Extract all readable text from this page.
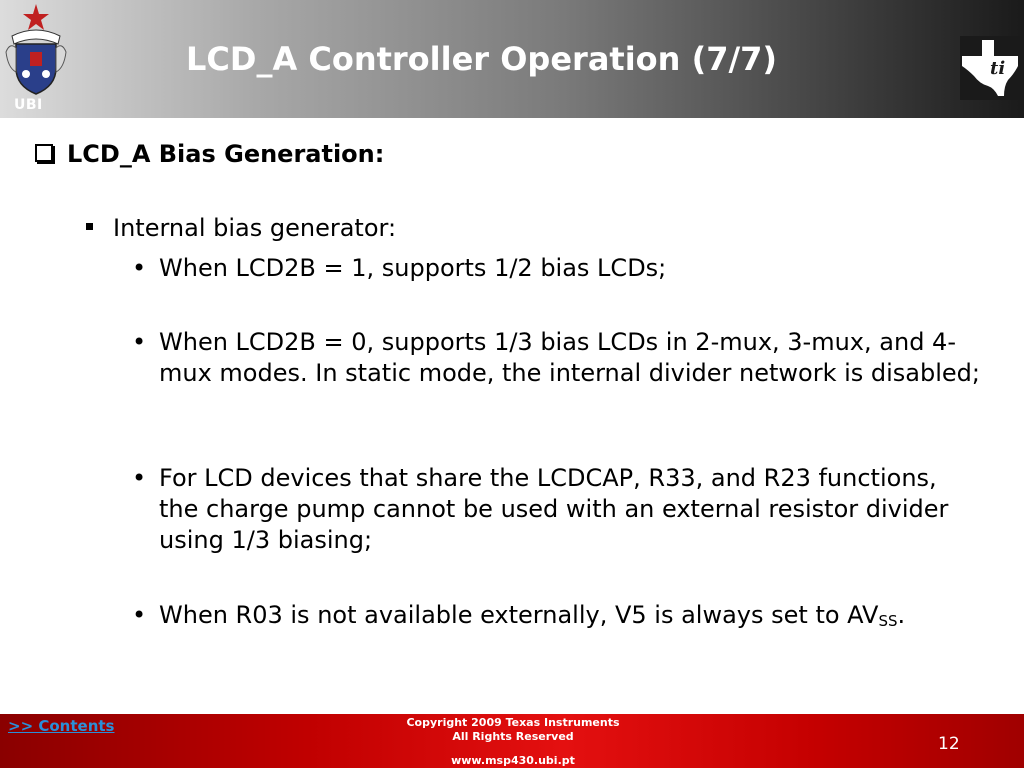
UBI
LCD_A Controller Operation (7/7)	ti
LCD_A Bias Generation:
Internal bias generator:
• When LCD2B = 1, supports 1/2 bias LCDs;
• When LCD2B = 0, supports 1/3 bias LCDs in 2-mux, 3-mux, and 4-mux modes. In static mode, the internal divider network is disabled;
• For LCD devices that share the LCDCAP, R33, and R23 functions, the charge pump cannot be used with an external resistor divider using 1/3 biasing;
• When R03 is not available externally, V5 is always set to $AV_{SS}$.
>> Contents	Copyright 2009 Texas Instruments
All Rights Reserved
www.msp430.ubi.pt
12
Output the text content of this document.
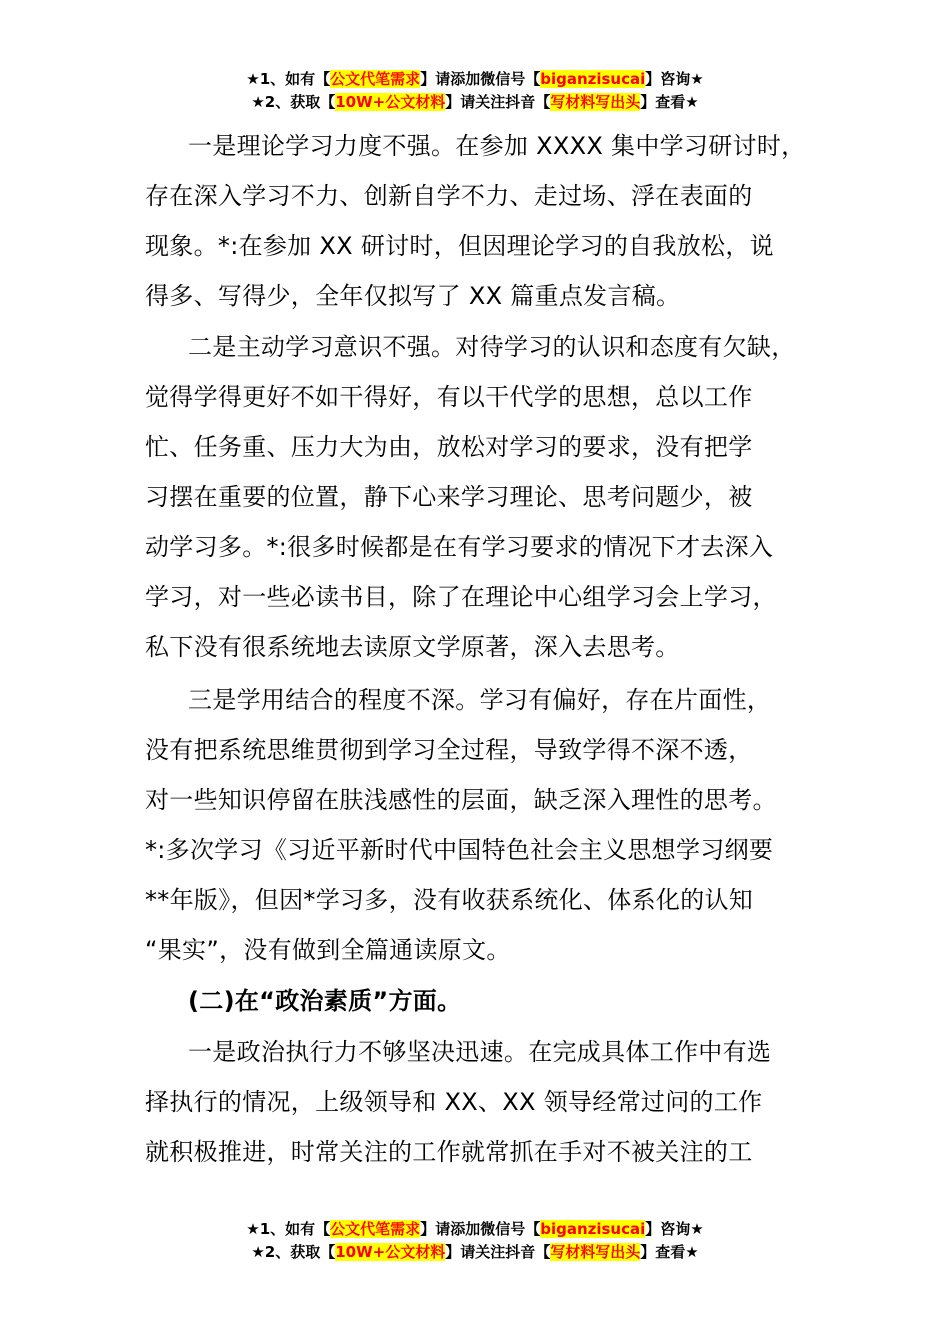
★1、如有【公文代笔需求】请添加微信号【biganzisucai】咨询★
★2、获取【10W+公文材料】请关注抖音【写材料写出头】查看★
一是理论学习力度不强。在参加 XXXX 集中学习研讨时，
存在深入学习不力、创新自学不力、走过场、浮在表面的
现象。*:在参加 XX 研讨时，但因理论学习的自我放松，说
得多、写得少，全年仅拟写了 XX 篇重点发言稿。
二是主动学习意识不强。对待学习的认识和态度有欠缺，
觉得学得更好不如干得好，有以干代学的思想，总以工作
忙、任务重、压力大为由，放松对学习的要求，没有把学
习摆在重要的位置，静下心来学习理论、思考问题少，被
动学习多。*:很多时候都是在有学习要求的情况下才去深入
学习，对一些必读书目，除了在理论中心组学习会上学习，
私下没有很系统地去读原文学原著，深入去思考。
三是学用结合的程度不深。学习有偏好，存在片面性，
没有把系统思维贯彻到学习全过程，导致学得不深不透，
对一些知识停留在肤浅感性的层面，缺乏深入理性的思考。
*:多次学习《习近平新时代中国特色社会主义思想学习纲要
**年版》，但因*学习多，没有收获系统化、体系化的认知
“果实”，没有做到全篇通读原文。
(二)在“政治素质”方面。
一是政治执行力不够坚决迅速。在完成具体工作中有选
择执行的情况，上级领导和 XX、XX 领导经常过问的工作
就积极推进，时常关注的工作就常抓在手对不被关注的工
★1、如有【公文代笔需求】请添加微信号【biganzisucai】咨询★
★2、获取【10W+公文材料】请关注抖音【写材料写出头】查看★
★ ★ ★ ★ ★
Exercise prompt: Leave out the pictures and print each record exactly as it stands.

Solution to the exercise:
Extract all readable text from this page.
UBI
LCD_A Controller Operation (7/7)	ti
LCD_A Bias Generation:
Internal bias generator:
• When LCD2B = 1, supports 1/2 bias LCDs;
• When LCD2B = 0, supports 1/3 bias LCDs in 2-mux, 3-mux, and 4-mux modes. In static mode, the internal divider network is disabled;
• For LCD devices that share the LCDCAP, R33, and R23 functions, the charge pump cannot be used with an external resistor divider using 1/3 biasing;
• When R03 is not available externally, V5 is always set to $AV_{SS}$.
>> Contents	Copyright 2009 Texas Instruments
All Rights Reserved
www.msp430.ubi.pt
12
Output the text content of this document.
★1、如有【公文代笔需求】请添加微信号【biganzisucai】咨询★
★2、获取【10W+公文材料】请关注抖音【写材料写出头】查看★
一是理论学习力度不强。在参加 XXXX 集中学习研讨时，
存在深入学习不力、创新自学不力、走过场、浮在表面的
现象。*:在参加 XX 研讨时，但因理论学习的自我放松，说
得多、写得少，全年仅拟写了 XX 篇重点发言稿。
二是主动学习意识不强。对待学习的认识和态度有欠缺，
觉得学得更好不如干得好，有以干代学的思想，总以工作
忙、任务重、压力大为由，放松对学习的要求，没有把学
习摆在重要的位置，静下心来学习理论、思考问题少，被
动学习多。*:很多时候都是在有学习要求的情况下才去深入
学习，对一些必读书目，除了在理论中心组学习会上学习，
私下没有很系统地去读原文学原著，深入去思考。
三是学用结合的程度不深。学习有偏好，存在片面性，
没有把系统思维贯彻到学习全过程，导致学得不深不透，
对一些知识停留在肤浅感性的层面，缺乏深入理性的思考。
*:多次学习《习近平新时代中国特色社会主义思想学习纲要
**年版》，但因*学习多，没有收获系统化、体系化的认知
“果实”，没有做到全篇通读原文。
(二)在“政治素质”方面。
一是政治执行力不够坚决迅速。在完成具体工作中有选
择执行的情况，上级领导和 XX、XX 领导经常过问的工作
就积极推进，时常关注的工作就常抓在手对不被关注的工
★1、如有【公文代笔需求】请添加微信号【biganzisucai】咨询★
★2、获取【10W+公文材料】请关注抖音【写材料写出头】查看★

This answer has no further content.